Start of Supplied data

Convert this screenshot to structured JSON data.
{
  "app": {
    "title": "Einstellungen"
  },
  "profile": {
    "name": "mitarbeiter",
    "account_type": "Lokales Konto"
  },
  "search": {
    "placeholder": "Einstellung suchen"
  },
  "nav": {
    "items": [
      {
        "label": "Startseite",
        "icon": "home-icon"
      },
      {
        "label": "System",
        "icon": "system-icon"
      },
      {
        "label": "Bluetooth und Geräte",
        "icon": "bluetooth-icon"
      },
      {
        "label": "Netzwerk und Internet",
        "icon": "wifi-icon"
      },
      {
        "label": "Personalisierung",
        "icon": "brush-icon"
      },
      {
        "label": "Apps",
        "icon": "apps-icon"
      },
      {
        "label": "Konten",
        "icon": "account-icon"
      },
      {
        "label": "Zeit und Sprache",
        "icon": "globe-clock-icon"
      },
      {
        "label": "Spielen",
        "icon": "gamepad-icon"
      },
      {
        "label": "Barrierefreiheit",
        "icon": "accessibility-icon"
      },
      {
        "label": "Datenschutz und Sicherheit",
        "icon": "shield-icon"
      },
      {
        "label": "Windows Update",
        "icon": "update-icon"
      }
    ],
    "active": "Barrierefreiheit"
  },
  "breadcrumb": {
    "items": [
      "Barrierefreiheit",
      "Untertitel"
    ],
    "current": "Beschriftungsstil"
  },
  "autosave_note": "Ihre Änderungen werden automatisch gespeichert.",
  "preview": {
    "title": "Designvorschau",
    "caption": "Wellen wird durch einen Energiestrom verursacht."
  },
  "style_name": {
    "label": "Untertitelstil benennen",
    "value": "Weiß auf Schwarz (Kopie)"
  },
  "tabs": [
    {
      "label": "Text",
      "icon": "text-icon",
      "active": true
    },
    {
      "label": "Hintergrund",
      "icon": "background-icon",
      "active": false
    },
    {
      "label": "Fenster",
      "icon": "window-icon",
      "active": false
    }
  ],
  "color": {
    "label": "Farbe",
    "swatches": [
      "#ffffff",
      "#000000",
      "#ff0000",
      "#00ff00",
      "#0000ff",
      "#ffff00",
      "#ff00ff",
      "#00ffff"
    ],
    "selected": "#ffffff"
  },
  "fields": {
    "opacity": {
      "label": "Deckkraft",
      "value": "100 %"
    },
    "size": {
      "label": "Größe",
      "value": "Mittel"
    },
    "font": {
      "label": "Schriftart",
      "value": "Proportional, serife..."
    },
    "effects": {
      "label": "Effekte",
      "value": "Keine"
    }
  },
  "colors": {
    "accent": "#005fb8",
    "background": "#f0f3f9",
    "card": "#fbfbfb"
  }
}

End of Supplied data

Give back all the records exactly as they stand.

## Solution to this task
Convert this screenshot to structured JSON data.
{
  "app": {
    "title": "Einstellungen"
  },
  "profile": {
    "name": "mitarbeiter",
    "account_type": "Lokales Konto"
  },
  "search": {
    "placeholder": "Einstellung suchen"
  },
  "nav": {
    "items": [
      {
        "label": "Startseite",
        "icon": "home-icon"
      },
      {
        "label": "System",
        "icon": "system-icon"
      },
      {
        "label": "Bluetooth und Geräte",
        "icon": "bluetooth-icon"
      },
      {
        "label": "Netzwerk und Internet",
        "icon": "wifi-icon"
      },
      {
        "label": "Personalisierung",
        "icon": "brush-icon"
      },
      {
        "label": "Apps",
        "icon": "apps-icon"
      },
      {
        "label": "Konten",
        "icon": "account-icon"
      },
      {
        "label": "Zeit und Sprache",
        "icon": "globe-clock-icon"
      },
      {
        "label": "Spielen",
        "icon": "gamepad-icon"
      },
      {
        "label": "Barrierefreiheit",
        "icon": "accessibility-icon"
      },
      {
        "label": "Datenschutz und Sicherheit",
        "icon": "shield-icon"
      },
      {
        "label": "Windows Update",
        "icon": "update-icon"
      }
    ],
    "active": "Barrierefreiheit"
  },
  "breadcrumb": {
    "items": [
      "Barrierefreiheit",
      "Untertitel"
    ],
    "current": "Beschriftungsstil"
  },
  "autosave_note": "Ihre Änderungen werden automatisch gespeichert.",
  "preview": {
    "title": "Designvorschau",
    "caption": "Wellen wird durch einen Energiestrom verursacht."
  },
  "style_name": {
    "label": "Untertitelstil benennen",
    "value": "Weiß auf Schwarz (Kopie)"
  },
  "tabs": [
    {
      "label": "Text",
      "icon": "text-icon",
      "active": true
    },
    {
      "label": "Hintergrund",
      "icon": "background-icon",
      "active": false
    },
    {
      "label": "Fenster",
      "icon": "window-icon",
      "active": false
    }
  ],
  "color": {
    "label": "Farbe",
    "swatches": [
      "#ffffff",
      "#000000",
      "#ff0000",
      "#00ff00",
      "#0000ff",
      "#ffff00",
      "#ff00ff",
      "#00ffff"
    ],
    "selected": "#ffffff"
  },
  "fields": {
    "opacity": {
      "label": "Deckkraft",
      "value": "100 %"
    },
    "size": {
      "label": "Größe",
      "value": "Mittel"
    },
    "font": {
      "label": "Schriftart",
      "value": "Proportional, serife..."
    },
    "effects": {
      "label": "Effekte",
      "value": "Keine"
    }
  },
  "colors": {
    "accent": "#005fb8",
    "background": "#f0f3f9",
    "card": "#fbfbfb"
  }
}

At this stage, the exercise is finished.